» Task description
In the records below, find each line containing the word "marker" and copy it.

» Supplied data
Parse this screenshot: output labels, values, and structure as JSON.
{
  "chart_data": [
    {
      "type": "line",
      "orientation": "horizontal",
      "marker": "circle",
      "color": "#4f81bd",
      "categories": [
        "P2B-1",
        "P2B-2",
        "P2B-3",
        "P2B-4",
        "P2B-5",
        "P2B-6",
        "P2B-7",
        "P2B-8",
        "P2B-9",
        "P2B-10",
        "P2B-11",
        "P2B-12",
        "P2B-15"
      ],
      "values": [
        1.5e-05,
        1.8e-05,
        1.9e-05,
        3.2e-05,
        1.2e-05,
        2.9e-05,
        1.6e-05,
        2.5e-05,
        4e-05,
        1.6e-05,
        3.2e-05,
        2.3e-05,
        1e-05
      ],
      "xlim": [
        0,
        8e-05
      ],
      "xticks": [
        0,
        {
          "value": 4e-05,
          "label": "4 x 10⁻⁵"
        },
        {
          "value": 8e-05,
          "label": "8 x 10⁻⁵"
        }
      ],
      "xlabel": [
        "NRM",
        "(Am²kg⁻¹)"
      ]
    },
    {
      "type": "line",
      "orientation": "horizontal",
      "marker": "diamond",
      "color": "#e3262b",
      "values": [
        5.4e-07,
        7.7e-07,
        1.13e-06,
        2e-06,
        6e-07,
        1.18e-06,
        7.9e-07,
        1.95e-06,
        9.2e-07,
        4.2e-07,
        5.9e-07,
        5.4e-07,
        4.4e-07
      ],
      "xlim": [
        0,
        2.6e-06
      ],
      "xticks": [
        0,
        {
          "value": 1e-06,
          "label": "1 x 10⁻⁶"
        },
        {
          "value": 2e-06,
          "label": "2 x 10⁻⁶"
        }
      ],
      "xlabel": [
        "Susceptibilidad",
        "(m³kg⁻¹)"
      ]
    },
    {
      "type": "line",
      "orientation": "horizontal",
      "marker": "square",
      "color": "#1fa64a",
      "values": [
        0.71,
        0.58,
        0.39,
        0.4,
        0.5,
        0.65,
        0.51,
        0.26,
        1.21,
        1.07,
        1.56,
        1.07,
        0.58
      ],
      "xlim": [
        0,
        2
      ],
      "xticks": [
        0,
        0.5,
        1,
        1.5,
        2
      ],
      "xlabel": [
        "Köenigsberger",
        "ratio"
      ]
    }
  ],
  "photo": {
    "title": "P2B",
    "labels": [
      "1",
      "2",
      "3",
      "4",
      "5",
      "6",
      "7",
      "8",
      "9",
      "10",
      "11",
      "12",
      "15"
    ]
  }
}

» Solution to this exercise
      "marker": "circle",
      "marker": "diamond",
      "marker": "square",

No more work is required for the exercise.